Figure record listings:
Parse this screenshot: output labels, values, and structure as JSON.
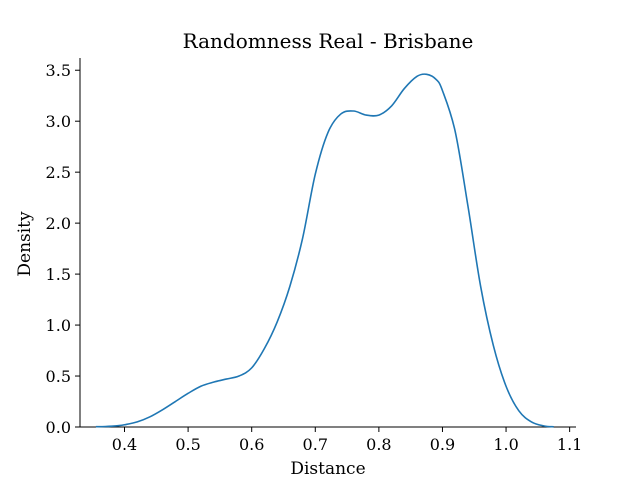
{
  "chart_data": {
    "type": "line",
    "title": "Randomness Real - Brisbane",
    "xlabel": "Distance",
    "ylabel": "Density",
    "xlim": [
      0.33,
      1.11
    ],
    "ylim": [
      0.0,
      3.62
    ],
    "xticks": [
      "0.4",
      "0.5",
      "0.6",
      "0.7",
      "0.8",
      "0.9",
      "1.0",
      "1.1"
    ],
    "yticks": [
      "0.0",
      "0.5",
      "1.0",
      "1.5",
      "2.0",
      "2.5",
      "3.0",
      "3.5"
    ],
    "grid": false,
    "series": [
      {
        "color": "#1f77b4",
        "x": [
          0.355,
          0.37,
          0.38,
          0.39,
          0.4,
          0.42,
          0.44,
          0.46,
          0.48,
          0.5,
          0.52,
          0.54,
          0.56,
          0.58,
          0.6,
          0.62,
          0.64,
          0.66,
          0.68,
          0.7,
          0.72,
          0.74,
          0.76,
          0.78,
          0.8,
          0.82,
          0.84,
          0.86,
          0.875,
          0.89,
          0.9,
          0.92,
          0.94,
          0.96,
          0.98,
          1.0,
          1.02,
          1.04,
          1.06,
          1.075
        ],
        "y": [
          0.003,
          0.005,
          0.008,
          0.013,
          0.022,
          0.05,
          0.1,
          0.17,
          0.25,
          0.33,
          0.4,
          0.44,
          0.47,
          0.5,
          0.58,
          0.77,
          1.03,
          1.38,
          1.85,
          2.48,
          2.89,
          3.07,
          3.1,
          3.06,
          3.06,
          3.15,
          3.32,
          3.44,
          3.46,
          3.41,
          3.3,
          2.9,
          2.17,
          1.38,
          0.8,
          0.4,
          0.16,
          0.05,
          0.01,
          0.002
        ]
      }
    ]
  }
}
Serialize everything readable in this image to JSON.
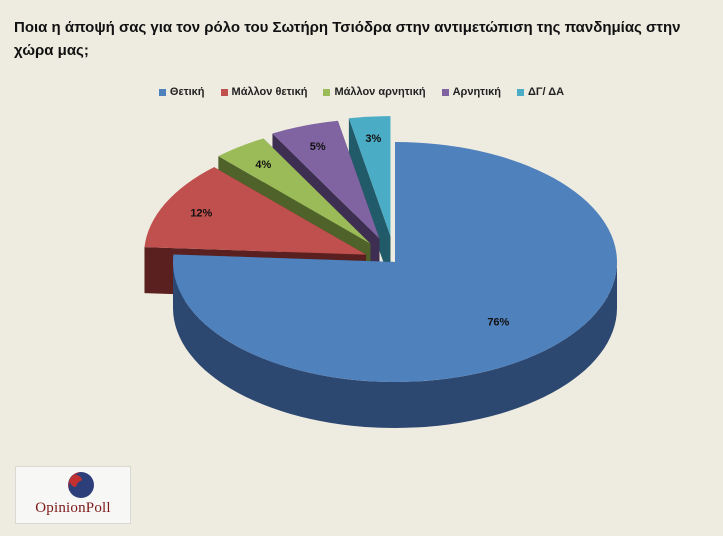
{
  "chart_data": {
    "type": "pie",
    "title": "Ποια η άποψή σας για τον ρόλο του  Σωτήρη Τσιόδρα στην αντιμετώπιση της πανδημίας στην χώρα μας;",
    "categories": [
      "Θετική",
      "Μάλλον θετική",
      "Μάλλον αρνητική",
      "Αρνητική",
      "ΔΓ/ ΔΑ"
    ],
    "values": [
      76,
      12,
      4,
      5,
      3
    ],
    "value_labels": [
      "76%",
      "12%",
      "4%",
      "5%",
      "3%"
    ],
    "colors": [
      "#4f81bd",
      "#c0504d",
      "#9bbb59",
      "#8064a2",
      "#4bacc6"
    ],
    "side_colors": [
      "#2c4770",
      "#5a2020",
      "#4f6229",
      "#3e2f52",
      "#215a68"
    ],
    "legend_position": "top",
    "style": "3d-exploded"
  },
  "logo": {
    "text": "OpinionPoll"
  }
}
==
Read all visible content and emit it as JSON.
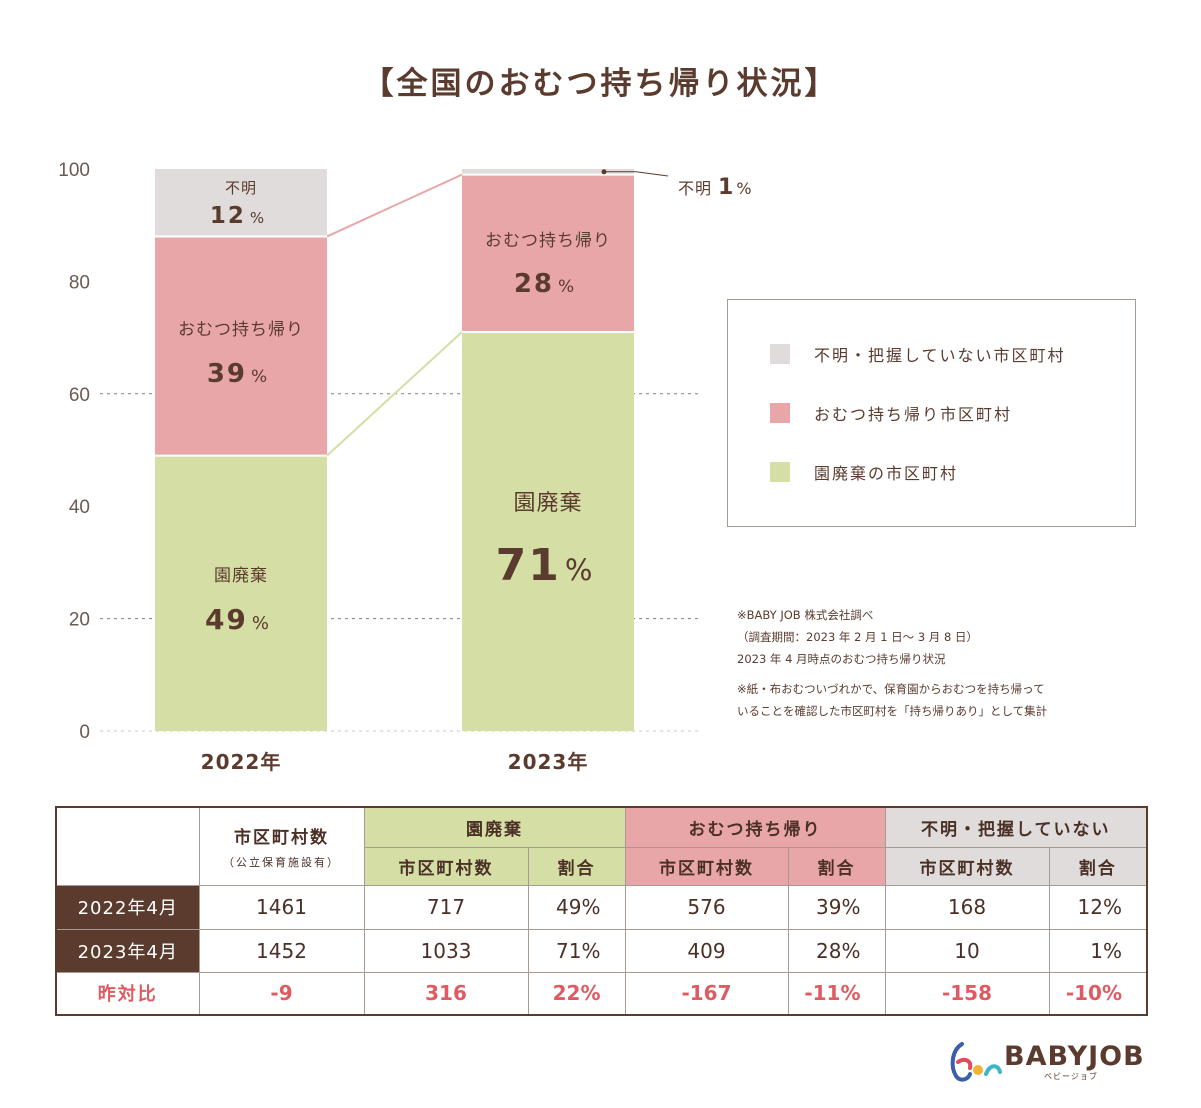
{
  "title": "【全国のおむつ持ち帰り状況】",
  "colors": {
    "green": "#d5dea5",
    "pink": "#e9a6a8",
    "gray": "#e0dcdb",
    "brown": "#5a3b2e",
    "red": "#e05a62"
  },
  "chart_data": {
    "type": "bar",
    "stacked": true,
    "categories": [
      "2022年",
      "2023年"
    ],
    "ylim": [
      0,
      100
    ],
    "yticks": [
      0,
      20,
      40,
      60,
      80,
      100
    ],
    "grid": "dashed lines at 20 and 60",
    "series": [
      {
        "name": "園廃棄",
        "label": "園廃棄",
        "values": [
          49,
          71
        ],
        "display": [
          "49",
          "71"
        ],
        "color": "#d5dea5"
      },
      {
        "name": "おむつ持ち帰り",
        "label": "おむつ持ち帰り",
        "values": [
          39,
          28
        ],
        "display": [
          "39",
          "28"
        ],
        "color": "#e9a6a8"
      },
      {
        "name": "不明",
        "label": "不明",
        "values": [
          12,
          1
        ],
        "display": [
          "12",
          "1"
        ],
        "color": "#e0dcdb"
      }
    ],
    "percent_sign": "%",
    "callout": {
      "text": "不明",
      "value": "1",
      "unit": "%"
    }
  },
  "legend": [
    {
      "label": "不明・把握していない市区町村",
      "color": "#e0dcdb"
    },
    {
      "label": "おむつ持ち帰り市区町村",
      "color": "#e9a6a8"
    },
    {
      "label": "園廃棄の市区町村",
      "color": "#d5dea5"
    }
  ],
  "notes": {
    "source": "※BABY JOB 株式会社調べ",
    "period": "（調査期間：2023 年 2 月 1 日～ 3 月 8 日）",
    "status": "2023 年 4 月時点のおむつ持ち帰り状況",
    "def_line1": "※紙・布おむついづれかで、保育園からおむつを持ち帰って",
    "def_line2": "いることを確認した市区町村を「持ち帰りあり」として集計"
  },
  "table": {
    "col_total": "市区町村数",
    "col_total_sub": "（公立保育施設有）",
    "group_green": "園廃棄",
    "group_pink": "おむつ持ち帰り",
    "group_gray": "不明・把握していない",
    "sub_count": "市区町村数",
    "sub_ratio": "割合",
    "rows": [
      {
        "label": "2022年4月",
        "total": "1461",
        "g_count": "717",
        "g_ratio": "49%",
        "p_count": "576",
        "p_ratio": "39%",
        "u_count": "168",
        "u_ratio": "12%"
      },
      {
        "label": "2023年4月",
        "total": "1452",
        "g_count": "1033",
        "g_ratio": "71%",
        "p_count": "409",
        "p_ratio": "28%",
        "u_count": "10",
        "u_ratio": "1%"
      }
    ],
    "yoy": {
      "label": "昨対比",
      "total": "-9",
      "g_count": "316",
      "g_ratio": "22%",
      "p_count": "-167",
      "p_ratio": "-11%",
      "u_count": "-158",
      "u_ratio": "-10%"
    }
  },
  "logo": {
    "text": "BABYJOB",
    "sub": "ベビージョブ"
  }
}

• TASK TO CARRY OUT: The word "title" may appear on some lines. Report how many lines hold it, giving the number alone.

• FINISHED EXERCISE: 3